§ Objective
The records below are split into lines. How many of those lines contain the string "타인에게"? Reply with the number only.

Start of Input for this task

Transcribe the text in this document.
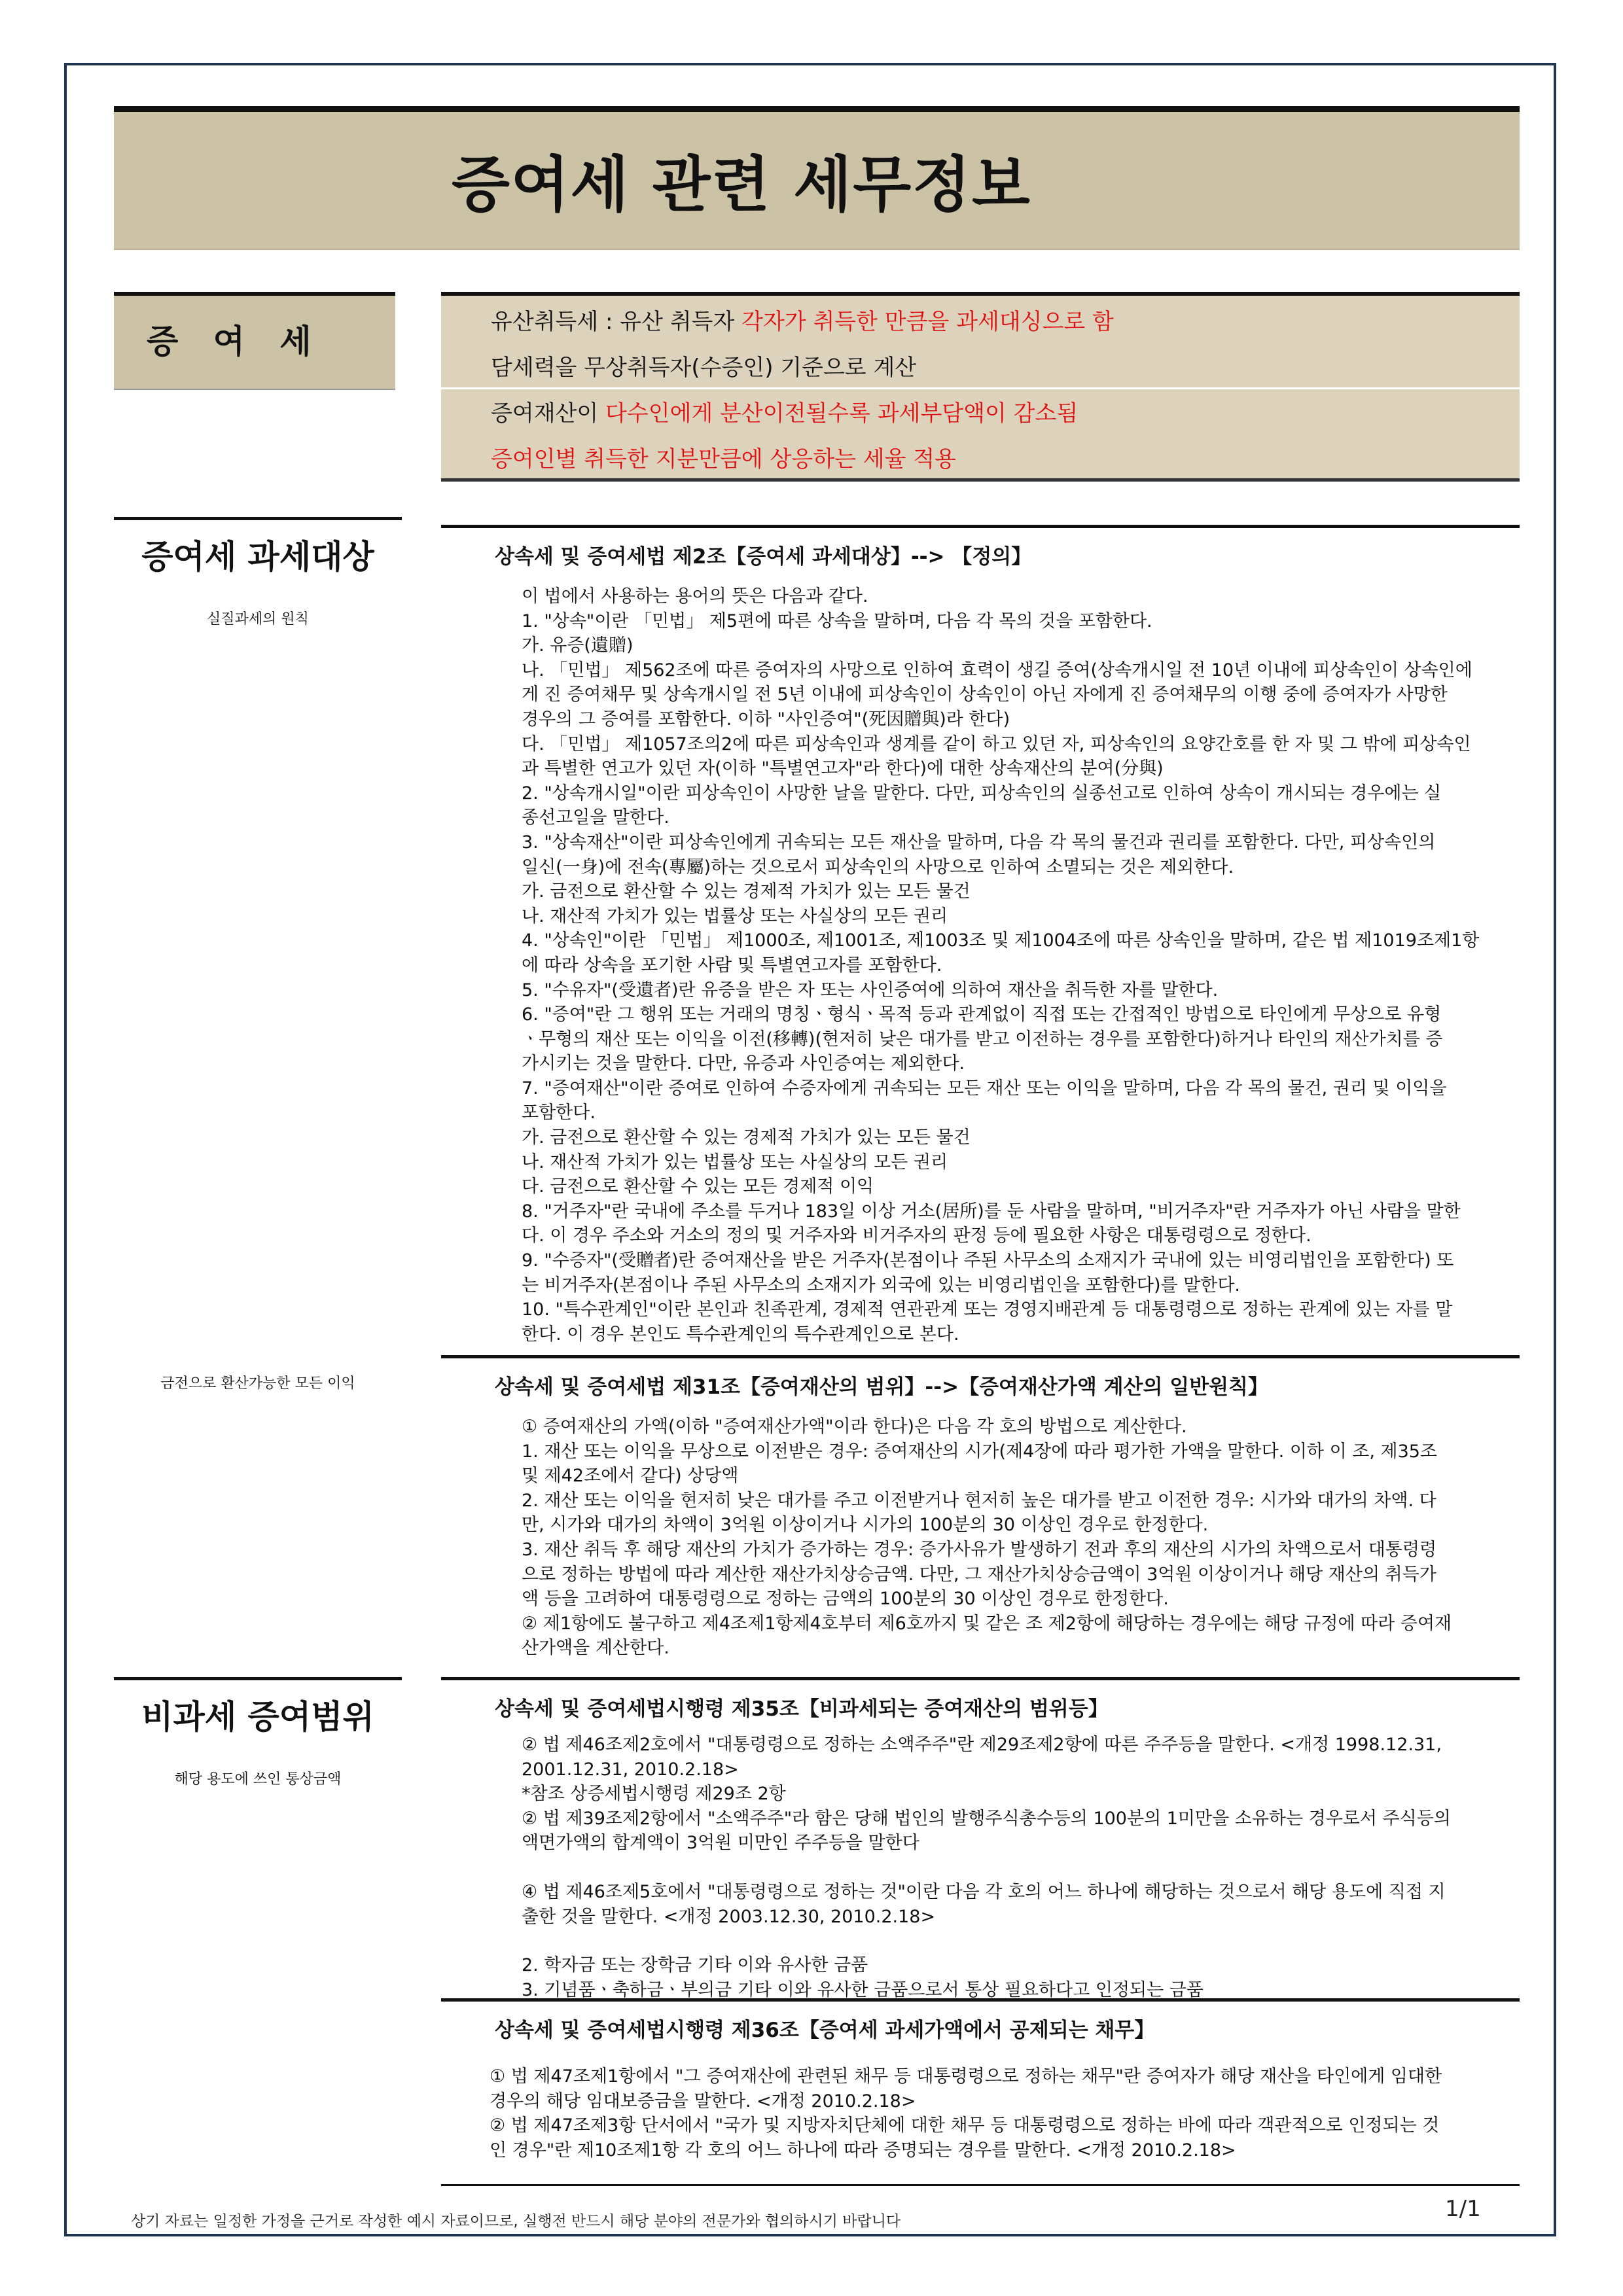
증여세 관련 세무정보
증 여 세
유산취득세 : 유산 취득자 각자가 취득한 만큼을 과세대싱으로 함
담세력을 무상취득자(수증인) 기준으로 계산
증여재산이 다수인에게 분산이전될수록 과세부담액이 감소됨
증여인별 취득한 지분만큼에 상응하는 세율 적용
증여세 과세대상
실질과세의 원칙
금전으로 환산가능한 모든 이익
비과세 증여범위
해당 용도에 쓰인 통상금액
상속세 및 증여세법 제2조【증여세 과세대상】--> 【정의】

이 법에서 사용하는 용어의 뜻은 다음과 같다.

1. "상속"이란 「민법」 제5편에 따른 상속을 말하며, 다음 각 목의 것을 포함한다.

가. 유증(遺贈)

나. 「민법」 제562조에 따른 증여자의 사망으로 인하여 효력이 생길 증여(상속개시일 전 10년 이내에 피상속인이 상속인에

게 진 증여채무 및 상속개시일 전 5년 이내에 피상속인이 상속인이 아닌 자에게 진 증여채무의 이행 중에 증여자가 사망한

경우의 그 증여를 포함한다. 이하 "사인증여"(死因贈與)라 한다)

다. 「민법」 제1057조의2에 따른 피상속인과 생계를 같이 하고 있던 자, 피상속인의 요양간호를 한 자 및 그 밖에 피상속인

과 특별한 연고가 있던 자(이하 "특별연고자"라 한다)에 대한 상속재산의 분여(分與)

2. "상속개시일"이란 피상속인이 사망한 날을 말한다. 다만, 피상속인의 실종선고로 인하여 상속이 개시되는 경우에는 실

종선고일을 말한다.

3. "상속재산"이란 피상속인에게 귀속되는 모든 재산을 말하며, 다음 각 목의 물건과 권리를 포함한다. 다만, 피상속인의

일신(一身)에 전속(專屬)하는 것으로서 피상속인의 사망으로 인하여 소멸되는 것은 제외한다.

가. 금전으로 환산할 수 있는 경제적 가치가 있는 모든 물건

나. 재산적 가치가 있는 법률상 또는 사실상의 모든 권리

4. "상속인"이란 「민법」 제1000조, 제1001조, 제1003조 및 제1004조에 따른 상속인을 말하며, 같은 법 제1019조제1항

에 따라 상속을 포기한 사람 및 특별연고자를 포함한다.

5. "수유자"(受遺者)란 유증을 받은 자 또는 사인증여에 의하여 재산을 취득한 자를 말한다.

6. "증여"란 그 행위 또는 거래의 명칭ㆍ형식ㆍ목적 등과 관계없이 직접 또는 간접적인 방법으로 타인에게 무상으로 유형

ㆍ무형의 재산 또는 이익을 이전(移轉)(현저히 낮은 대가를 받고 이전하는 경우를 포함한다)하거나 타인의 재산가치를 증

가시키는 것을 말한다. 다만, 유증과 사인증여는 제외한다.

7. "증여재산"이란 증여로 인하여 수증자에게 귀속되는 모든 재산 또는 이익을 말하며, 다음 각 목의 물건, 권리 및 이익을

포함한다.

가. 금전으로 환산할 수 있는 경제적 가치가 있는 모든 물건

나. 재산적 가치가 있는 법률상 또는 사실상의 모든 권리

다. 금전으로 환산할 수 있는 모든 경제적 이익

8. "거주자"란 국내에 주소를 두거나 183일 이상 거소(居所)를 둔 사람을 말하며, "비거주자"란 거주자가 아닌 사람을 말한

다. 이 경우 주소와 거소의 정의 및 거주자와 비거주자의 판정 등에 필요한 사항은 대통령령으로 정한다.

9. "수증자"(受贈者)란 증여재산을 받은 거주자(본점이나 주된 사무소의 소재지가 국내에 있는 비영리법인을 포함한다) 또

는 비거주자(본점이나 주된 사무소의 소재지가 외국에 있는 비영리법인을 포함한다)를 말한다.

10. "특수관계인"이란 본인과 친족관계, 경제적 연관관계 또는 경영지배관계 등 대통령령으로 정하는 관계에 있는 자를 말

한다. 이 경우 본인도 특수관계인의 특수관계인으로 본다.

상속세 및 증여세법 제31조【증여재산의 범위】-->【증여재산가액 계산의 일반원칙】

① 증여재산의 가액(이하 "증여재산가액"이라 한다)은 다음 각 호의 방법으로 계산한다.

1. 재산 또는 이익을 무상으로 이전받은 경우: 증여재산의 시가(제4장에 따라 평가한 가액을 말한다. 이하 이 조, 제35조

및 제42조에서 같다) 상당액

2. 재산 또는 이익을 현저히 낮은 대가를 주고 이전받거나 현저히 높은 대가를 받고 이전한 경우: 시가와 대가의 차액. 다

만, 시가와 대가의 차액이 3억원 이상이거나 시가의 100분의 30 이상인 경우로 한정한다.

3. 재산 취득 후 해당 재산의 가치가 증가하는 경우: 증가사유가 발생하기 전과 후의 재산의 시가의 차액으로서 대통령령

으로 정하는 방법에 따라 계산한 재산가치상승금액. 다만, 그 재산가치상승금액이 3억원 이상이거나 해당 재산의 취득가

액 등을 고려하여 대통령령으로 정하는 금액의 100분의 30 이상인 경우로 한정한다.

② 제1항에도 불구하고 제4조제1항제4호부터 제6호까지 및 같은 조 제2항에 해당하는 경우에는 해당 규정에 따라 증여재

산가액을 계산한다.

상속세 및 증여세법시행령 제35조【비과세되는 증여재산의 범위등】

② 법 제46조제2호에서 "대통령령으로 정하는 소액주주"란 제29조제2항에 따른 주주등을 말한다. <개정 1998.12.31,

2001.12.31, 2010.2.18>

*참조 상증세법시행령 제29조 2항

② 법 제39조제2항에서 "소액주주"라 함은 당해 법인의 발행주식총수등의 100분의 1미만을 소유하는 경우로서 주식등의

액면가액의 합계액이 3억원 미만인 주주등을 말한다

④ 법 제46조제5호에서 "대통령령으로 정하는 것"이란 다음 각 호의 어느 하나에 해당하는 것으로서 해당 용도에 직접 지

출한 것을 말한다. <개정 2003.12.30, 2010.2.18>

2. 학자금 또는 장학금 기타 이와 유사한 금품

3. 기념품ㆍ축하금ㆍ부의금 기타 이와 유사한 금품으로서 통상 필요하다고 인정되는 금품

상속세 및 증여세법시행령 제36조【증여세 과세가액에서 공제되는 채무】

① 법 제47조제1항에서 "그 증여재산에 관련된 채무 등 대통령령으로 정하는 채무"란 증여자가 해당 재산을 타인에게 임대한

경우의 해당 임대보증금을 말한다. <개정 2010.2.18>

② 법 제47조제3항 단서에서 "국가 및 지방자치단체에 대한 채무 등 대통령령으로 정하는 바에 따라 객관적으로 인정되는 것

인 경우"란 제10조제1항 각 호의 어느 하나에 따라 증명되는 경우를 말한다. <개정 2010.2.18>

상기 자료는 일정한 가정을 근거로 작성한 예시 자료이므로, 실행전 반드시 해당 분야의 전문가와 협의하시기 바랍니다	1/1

End of Input for this task
Start of Input for this task

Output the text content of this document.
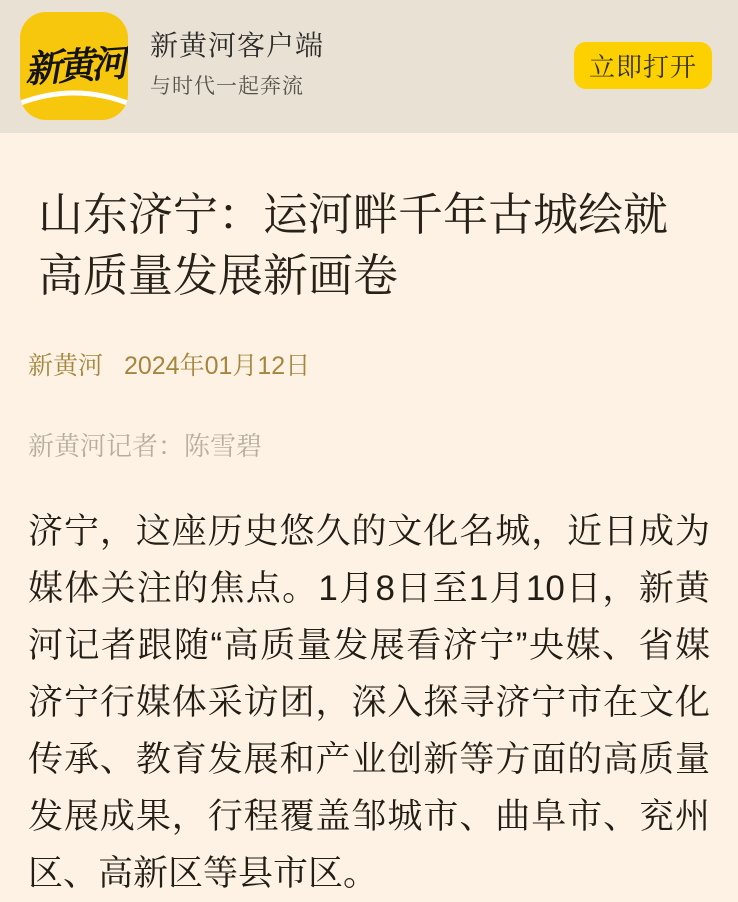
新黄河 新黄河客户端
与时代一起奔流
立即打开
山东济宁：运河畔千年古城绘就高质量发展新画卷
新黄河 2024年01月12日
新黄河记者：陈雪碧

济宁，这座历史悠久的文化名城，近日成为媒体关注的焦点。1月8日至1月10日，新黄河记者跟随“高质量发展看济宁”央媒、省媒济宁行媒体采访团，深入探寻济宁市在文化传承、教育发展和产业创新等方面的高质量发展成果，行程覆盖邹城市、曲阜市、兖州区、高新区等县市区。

End of Input for this task

§ Solution to the exercise
2